— DIRECTION —
Transcribe the tail of the listing: start at the line containing "Output a JSON" and stop after the last line, keeping every character as is and adding nothing.

(Dataset records)
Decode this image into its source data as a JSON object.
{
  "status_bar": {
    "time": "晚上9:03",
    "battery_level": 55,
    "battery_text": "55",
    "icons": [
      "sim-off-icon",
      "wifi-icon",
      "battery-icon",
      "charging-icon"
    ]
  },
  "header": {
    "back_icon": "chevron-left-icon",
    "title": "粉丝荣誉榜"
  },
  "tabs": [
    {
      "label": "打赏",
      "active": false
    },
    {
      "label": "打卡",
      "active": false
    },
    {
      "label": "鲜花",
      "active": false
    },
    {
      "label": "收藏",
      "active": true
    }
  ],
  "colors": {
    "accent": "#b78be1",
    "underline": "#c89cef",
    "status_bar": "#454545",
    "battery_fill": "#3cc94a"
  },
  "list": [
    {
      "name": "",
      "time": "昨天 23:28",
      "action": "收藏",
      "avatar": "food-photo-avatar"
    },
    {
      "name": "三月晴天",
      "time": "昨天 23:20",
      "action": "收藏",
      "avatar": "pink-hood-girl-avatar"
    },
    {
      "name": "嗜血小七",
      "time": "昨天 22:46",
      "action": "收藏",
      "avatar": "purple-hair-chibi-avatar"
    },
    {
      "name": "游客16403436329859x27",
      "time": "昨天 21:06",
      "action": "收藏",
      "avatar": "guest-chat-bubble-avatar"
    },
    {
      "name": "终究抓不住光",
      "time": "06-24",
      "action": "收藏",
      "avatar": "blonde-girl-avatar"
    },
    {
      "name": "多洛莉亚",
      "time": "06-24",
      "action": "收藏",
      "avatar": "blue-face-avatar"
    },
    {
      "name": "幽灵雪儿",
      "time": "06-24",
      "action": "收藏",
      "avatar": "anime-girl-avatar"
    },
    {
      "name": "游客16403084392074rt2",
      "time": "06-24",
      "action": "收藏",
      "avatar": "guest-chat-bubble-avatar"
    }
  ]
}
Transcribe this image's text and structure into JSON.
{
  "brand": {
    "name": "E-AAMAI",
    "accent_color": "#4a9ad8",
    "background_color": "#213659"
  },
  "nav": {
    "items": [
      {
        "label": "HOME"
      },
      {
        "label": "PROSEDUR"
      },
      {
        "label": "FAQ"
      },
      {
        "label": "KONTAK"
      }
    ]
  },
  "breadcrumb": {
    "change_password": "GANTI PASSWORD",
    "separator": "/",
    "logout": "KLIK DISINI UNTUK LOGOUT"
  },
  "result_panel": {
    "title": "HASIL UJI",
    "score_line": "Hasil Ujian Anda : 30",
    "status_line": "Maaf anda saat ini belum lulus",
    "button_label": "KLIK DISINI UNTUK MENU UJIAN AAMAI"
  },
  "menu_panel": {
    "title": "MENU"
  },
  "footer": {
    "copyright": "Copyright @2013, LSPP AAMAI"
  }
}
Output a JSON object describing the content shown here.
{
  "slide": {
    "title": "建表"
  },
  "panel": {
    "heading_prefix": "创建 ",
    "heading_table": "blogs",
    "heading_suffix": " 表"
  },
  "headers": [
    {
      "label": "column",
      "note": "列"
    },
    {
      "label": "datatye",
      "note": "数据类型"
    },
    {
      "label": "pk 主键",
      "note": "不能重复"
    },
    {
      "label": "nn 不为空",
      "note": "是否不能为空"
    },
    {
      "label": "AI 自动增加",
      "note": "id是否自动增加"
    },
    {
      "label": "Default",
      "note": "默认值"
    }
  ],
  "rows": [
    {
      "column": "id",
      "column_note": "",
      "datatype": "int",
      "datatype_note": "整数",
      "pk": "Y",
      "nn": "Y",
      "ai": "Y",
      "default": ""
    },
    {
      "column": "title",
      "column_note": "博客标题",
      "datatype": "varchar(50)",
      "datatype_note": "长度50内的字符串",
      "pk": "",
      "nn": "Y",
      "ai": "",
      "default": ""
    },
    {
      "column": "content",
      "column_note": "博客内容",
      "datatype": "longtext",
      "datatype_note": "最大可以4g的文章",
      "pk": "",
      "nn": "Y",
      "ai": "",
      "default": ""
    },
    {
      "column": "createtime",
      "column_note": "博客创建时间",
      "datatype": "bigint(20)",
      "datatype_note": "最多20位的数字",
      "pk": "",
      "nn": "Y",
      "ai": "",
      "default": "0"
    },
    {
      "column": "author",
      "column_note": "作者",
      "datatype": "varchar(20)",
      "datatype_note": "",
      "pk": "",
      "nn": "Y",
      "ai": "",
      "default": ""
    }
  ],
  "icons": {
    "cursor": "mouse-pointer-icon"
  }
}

— TASK OUTPUT —
Output a JSON object describing the content shown here.
{
  "slide": {
    "title": "建表"
  },
  "panel": {
    "heading_prefix": "创建 ",
    "heading_table": "blogs",
    "heading_suffix": " 表"
  },
  "headers": [
    {
      "label": "column",
      "note": "列"
    },
    {
      "label": "datatye",
      "note": "数据类型"
    },
    {
      "label": "pk 主键",
      "note": "不能重复"
    },
    {
      "label": "nn 不为空",
      "note": "是否不能为空"
    },
    {
      "label": "AI 自动增加",
      "note": "id是否自动增加"
    },
    {
      "label": "Default",
      "note": "默认值"
    }
  ],
  "rows": [
    {
      "column": "id",
      "column_note": "",
      "datatype": "int",
      "datatype_note": "整数",
      "pk": "Y",
      "nn": "Y",
      "ai": "Y",
      "default": ""
    },
    {
      "column": "title",
      "column_note": "博客标题",
      "datatype": "varchar(50)",
      "datatype_note": "长度50内的字符串",
      "pk": "",
      "nn": "Y",
      "ai": "",
      "default": ""
    },
    {
      "column": "content",
      "column_note": "博客内容",
      "datatype": "longtext",
      "datatype_note": "最大可以4g的文章",
      "pk": "",
      "nn": "Y",
      "ai": "",
      "default": ""
    },
    {
      "column": "createtime",
      "column_note": "博客创建时间",
      "datatype": "bigint(20)",
      "datatype_note": "最多20位的数字",
      "pk": "",
      "nn": "Y",
      "ai": "",
      "default": "0"
    },
    {
      "column": "author",
      "column_note": "作者",
      "datatype": "varchar(20)",
      "datatype_note": "",
      "pk": "",
      "nn": "Y",
      "ai": "",
      "default": ""
    }
  ],
  "icons": {
    "cursor": "mouse-pointer-icon"
  }
}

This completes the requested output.